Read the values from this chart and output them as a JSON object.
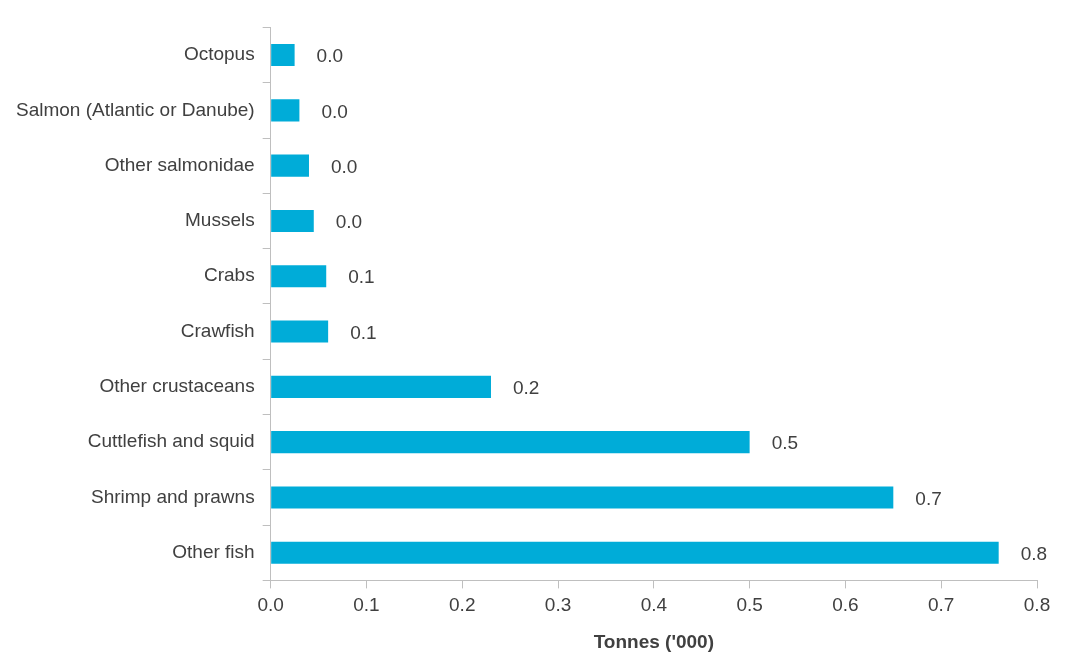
{
  "chart_data": {
    "type": "bar",
    "orientation": "horizontal",
    "xlabel": "Tonnes ('000)",
    "categories": [
      "Octopus",
      "Salmon (Atlantic or Danube)",
      "Other salmonidae",
      "Mussels",
      "Crabs",
      "Crawfish",
      "Other crustaceans",
      "Cuttlefish and squid",
      "Shrimp and prawns",
      "Other fish"
    ],
    "values": [
      0.025,
      0.03,
      0.04,
      0.045,
      0.058,
      0.06,
      0.23,
      0.5,
      0.65,
      0.76
    ],
    "value_labels": [
      "0.0",
      "0.0",
      "0.0",
      "0.0",
      "0.1",
      "0.1",
      "0.2",
      "0.5",
      "0.7",
      "0.8"
    ],
    "color": "#00acd8",
    "xlim": [
      0,
      0.8
    ],
    "xticks": [
      "0.0",
      "0.1",
      "0.2",
      "0.3",
      "0.4",
      "0.5",
      "0.6",
      "0.7",
      "0.8"
    ],
    "grid": false,
    "legend": false
  }
}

= = = = = = =

◆ PROBLEM REQUIREMENTS ◆
Repeat each record exactly, with the pictures left out.

◆ OUTPUT FOR THIS TASK ◆
Read the values from this chart and output them as a JSON object.
{
  "chart_data": {
    "type": "bar",
    "orientation": "horizontal",
    "xlabel": "Tonnes ('000)",
    "categories": [
      "Octopus",
      "Salmon (Atlantic or Danube)",
      "Other salmonidae",
      "Mussels",
      "Crabs",
      "Crawfish",
      "Other crustaceans",
      "Cuttlefish and squid",
      "Shrimp and prawns",
      "Other fish"
    ],
    "values": [
      0.025,
      0.03,
      0.04,
      0.045,
      0.058,
      0.06,
      0.23,
      0.5,
      0.65,
      0.76
    ],
    "value_labels": [
      "0.0",
      "0.0",
      "0.0",
      "0.0",
      "0.1",
      "0.1",
      "0.2",
      "0.5",
      "0.7",
      "0.8"
    ],
    "color": "#00acd8",
    "xlim": [
      0,
      0.8
    ],
    "xticks": [
      "0.0",
      "0.1",
      "0.2",
      "0.3",
      "0.4",
      "0.5",
      "0.6",
      "0.7",
      "0.8"
    ],
    "grid": false,
    "legend": false
  }
}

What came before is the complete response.